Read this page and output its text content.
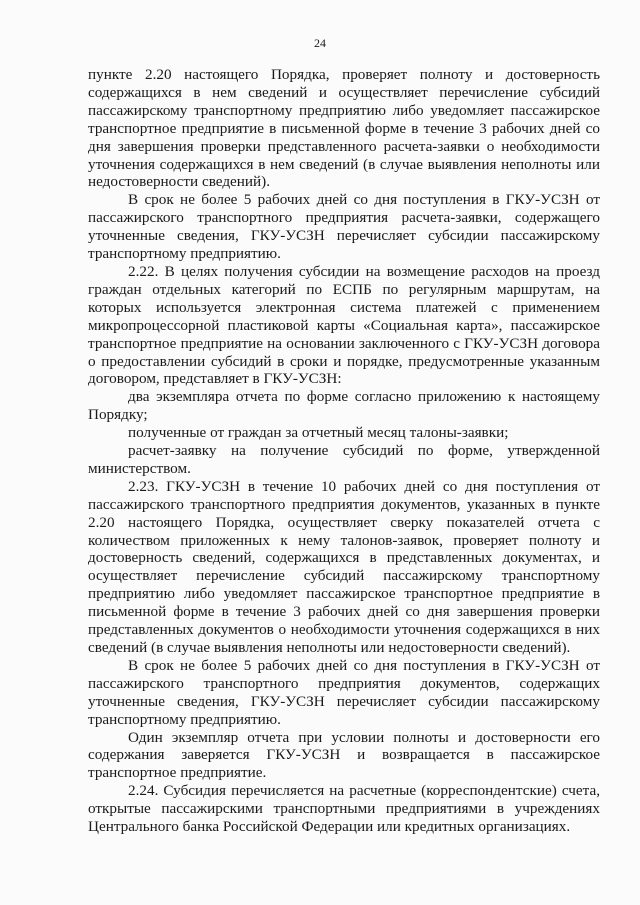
24

пункте 2.20 настоящего Порядка, проверяет полноту и достоверность содержащихся в нем сведений и осуществляет перечисление субсидий пассажирскому транспортному предприятию либо уведомляет пассажирское транспортное предприятие в письменной форме в течение 3 рабочих дней со дня завершения проверки представленного расчета-заявки о необходимости уточнения содержащихся в нем сведений (в случае выявления неполноты или недостоверности сведений).

В срок не более 5 рабочих дней со дня поступления в ГКУ-УСЗН от пассажирского транспортного предприятия расчета-заявки, содержащего уточненные сведения, ГКУ-УСЗН перечисляет субсидии пассажирскому транспортному предприятию.

2.22. В целях получения субсидии на возмещение расходов на проезд граждан отдельных категорий по ЕСПБ по регулярным маршрутам, на которых используется электронная система платежей с применением микропроцессорной пластиковой карты «Социальная карта», пассажирское транспортное предприятие на основании заключенного с ГКУ-УСЗН договора о предоставлении субсидий в сроки и порядке, предусмотренные указанным договором, представляет в ГКУ-УСЗН:

два экземпляра отчета по форме согласно приложению к настоящему Порядку;

полученные от граждан за отчетный месяц талоны-заявки;

расчет-заявку на получение субсидий по форме, утвержденной министерством.

2.23. ГКУ-УСЗН в течение 10 рабочих дней со дня поступления от пассажирского транспортного предприятия документов, указанных в пункте 2.20 настоящего Порядка, осуществляет сверку показателей отчета с количеством приложенных к нему талонов-заявок, проверяет полноту и достоверность сведений, содержащихся в представленных документах, и осуществляет перечисление субсидий пассажирскому транспортному предприятию либо уведомляет пассажирское транспортное предприятие в письменной форме в течение 3 рабочих дней со дня завершения проверки представленных документов о необходимости уточнения содержащихся в них сведений (в случае выявления неполноты или недостоверности сведений).

В срок не более 5 рабочих дней со дня поступления в ГКУ-УСЗН от пассажирского транспортного предприятия документов, содержащих уточненные сведения, ГКУ-УСЗН перечисляет субсидии пассажирскому транспортному предприятию.

Один экземпляр отчета при условии полноты и достоверности его содержания заверяется ГКУ-УСЗН и возвращается в пассажирское транспортное предприятие.

2.24. Субсидия перечисляется на расчетные (корреспондентские) счета, открытые пассажирскими транспортными предприятиями в учреждениях Центрального банка Российской Федерации или кредитных организациях.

★ ★ ★

Check each line above for the word "уточненные" and say how many have it, with nothing else.

2